= Task instructions =
Word for word, quote all of the material, omitting the pictures.

= Records to use =
_ _ _

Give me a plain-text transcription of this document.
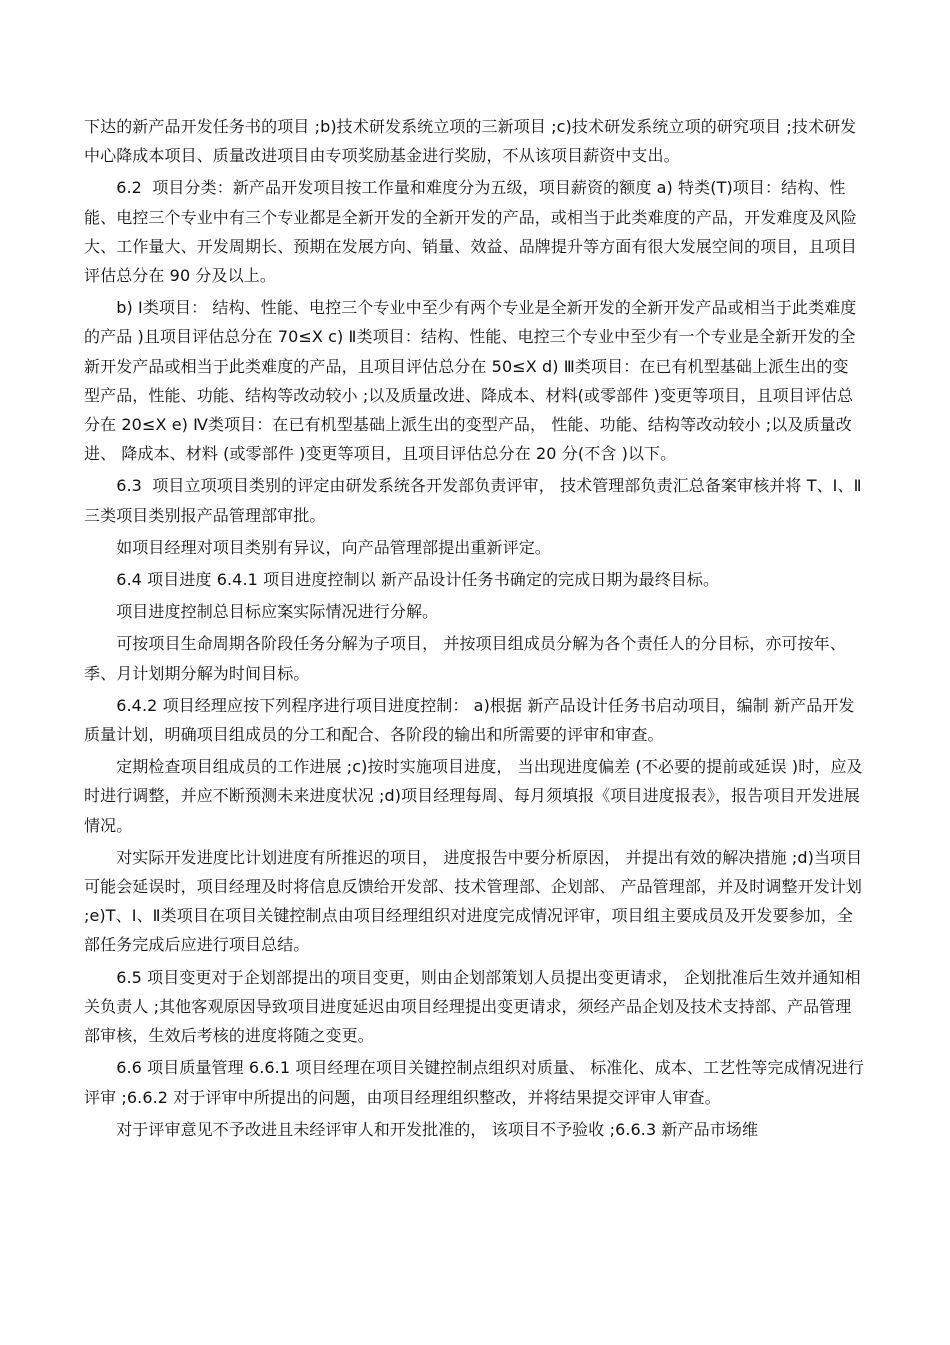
下达的新产品开发任务书的项目 ;b)技术研发系统立项的三新项目 ;c)技术研发系统立项的研究项目 ;技术研发中心降成本项目、质量改进项目由专项奖励基金进行奖励，不从该项目薪资中支出。

　　6.2  项目分类：新产品开发项目按工作量和难度分为五级，项目薪资的额度 a) 特类(T)项目：结构、性能、电控三个专业中有三个专业都是全新开发的全新开发的产品，或相当于此类难度的产品，开发难度及风险大、工作量大、开发周期长、预期在发展方向、销量、效益、品牌提升等方面有很大发展空间的项目，且项目评估总分在 90 分及以上。

　　b) Ⅰ类项目： 结构、性能、电控三个专业中至少有两个专业是全新开发的全新开发产品或相当于此类难度的产品 )且项目评估总分在 70≤X c) Ⅱ类项目：结构、性能、电控三个专业中至少有一个专业是全新开发的全新开发产品或相当于此类难度的产品，且项目评估总分在 50≤X d) Ⅲ类项目：在已有机型基础上派生出的变型产品，性能、功能、结构等改动较小 ;以及质量改进、降成本、材料(或零部件 )变更等项目，且项目评估总分在 20≤X e) Ⅳ类项目：在已有机型基础上派生出的变型产品， 性能、功能、结构等改动较小 ;以及质量改进、 降成本、材料 (或零部件 )变更等项目，且项目评估总分在 20 分(不含 )以下。

　　6.3  项目立项项目类别的评定由研发系统各开发部负责评审， 技术管理部负责汇总备案审核并将 T、Ⅰ、Ⅱ三类项目类别报产品管理部审批。

　　如项目经理对项目类别有异议，向产品管理部提出重新评定。

　　6.4 项目进度 6.4.1 项目进度控制以 新产品设计任务书确定的完成日期为最终目标。

　　项目进度控制总目标应案实际情况进行分解。

　　可按项目生命周期各阶段任务分解为子项目， 并按项目组成员分解为各个责任人的分目标，亦可按年、季、月计划期分解为时间目标。

　　6.4.2 项目经理应按下列程序进行项目进度控制： a)根据 新产品设计任务书启动项目，编制 新产品开发质量计划，明确项目组成员的分工和配合、各阶段的输出和所需要的评审和审查。

　　定期检查项目组成员的工作进展 ;c)按时实施项目进度， 当出现进度偏差 (不必要的提前或延误 )时，应及时进行调整，并应不断预测未来进度状况 ;d)项目经理每周、每月须填报《项目进度报表》，报告项目开发进展情况。

　　对实际开发进度比计划进度有所推迟的项目， 进度报告中要分析原因， 并提出有效的解决措施 ;d)当项目可能会延误时，项目经理及时将信息反馈给开发部、技术管理部、企划部、 产品管理部，并及时调整开发计划 ;e)T、Ⅰ、Ⅱ类项目在项目关键控制点由项目经理组织对进度完成情况评审，项目组主要成员及开发要参加，全部任务完成后应进行项目总结。

　　6.5 项目变更对于企划部提出的项目变更，则由企划部策划人员提出变更请求， 企划批准后生效并通知相关负责人 ;其他客观原因导致项目进度延迟由项目经理提出变更请求，须经产品企划及技术支持部、产品管理部审核，生效后考核的进度将随之变更。

　　6.6 项目质量管理 6.6.1 项目经理在项目关键控制点组织对质量、 标准化、成本、工艺性等完成情况进行评审 ;6.6.2 对于评审中所提出的问题，由项目经理组织整改，并将结果提交评审人审查。

　　对于评审意见不予改进且未经评审人和开发批准的， 该项目不予验收 ;6.6.3 新产品市场维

_ _ _

= Output =
Give me a plain-text transcription of this document.
下达的新产品开发任务书的项目 ;b)技术研发系统立项的三新项目 ;c)技术研发系统立项的研究项目 ;技术研发中心降成本项目、质量改进项目由专项奖励基金进行奖励，不从该项目薪资中支出。

　　6.2  项目分类：新产品开发项目按工作量和难度分为五级，项目薪资的额度 a) 特类(T)项目：结构、性能、电控三个专业中有三个专业都是全新开发的全新开发的产品，或相当于此类难度的产品，开发难度及风险大、工作量大、开发周期长、预期在发展方向、销量、效益、品牌提升等方面有很大发展空间的项目，且项目评估总分在 90 分及以上。

　　b) Ⅰ类项目： 结构、性能、电控三个专业中至少有两个专业是全新开发的全新开发产品或相当于此类难度的产品 )且项目评估总分在 70≤X c) Ⅱ类项目：结构、性能、电控三个专业中至少有一个专业是全新开发的全新开发产品或相当于此类难度的产品，且项目评估总分在 50≤X d) Ⅲ类项目：在已有机型基础上派生出的变型产品，性能、功能、结构等改动较小 ;以及质量改进、降成本、材料(或零部件 )变更等项目，且项目评估总分在 20≤X e) Ⅳ类项目：在已有机型基础上派生出的变型产品， 性能、功能、结构等改动较小 ;以及质量改进、 降成本、材料 (或零部件 )变更等项目，且项目评估总分在 20 分(不含 )以下。

　　6.3  项目立项项目类别的评定由研发系统各开发部负责评审， 技术管理部负责汇总备案审核并将 T、Ⅰ、Ⅱ三类项目类别报产品管理部审批。

　　如项目经理对项目类别有异议，向产品管理部提出重新评定。

　　6.4 项目进度 6.4.1 项目进度控制以 新产品设计任务书确定的完成日期为最终目标。

　　项目进度控制总目标应案实际情况进行分解。

　　可按项目生命周期各阶段任务分解为子项目， 并按项目组成员分解为各个责任人的分目标，亦可按年、季、月计划期分解为时间目标。

　　6.4.2 项目经理应按下列程序进行项目进度控制： a)根据 新产品设计任务书启动项目，编制 新产品开发质量计划，明确项目组成员的分工和配合、各阶段的输出和所需要的评审和审查。

　　定期检查项目组成员的工作进展 ;c)按时实施项目进度， 当出现进度偏差 (不必要的提前或延误 )时，应及时进行调整，并应不断预测未来进度状况 ;d)项目经理每周、每月须填报《项目进度报表》，报告项目开发进展情况。

　　对实际开发进度比计划进度有所推迟的项目， 进度报告中要分析原因， 并提出有效的解决措施 ;d)当项目可能会延误时，项目经理及时将信息反馈给开发部、技术管理部、企划部、 产品管理部，并及时调整开发计划 ;e)T、Ⅰ、Ⅱ类项目在项目关键控制点由项目经理组织对进度完成情况评审，项目组主要成员及开发要参加，全部任务完成后应进行项目总结。

　　6.5 项目变更对于企划部提出的项目变更，则由企划部策划人员提出变更请求， 企划批准后生效并通知相关负责人 ;其他客观原因导致项目进度延迟由项目经理提出变更请求，须经产品企划及技术支持部、产品管理部审核，生效后考核的进度将随之变更。

　　6.6 项目质量管理 6.6.1 项目经理在项目关键控制点组织对质量、 标准化、成本、工艺性等完成情况进行评审 ;6.6.2 对于评审中所提出的问题，由项目经理组织整改，并将结果提交评审人审查。

　　对于评审意见不予改进且未经评审人和开发批准的， 该项目不予验收 ;6.6.3 新产品市场维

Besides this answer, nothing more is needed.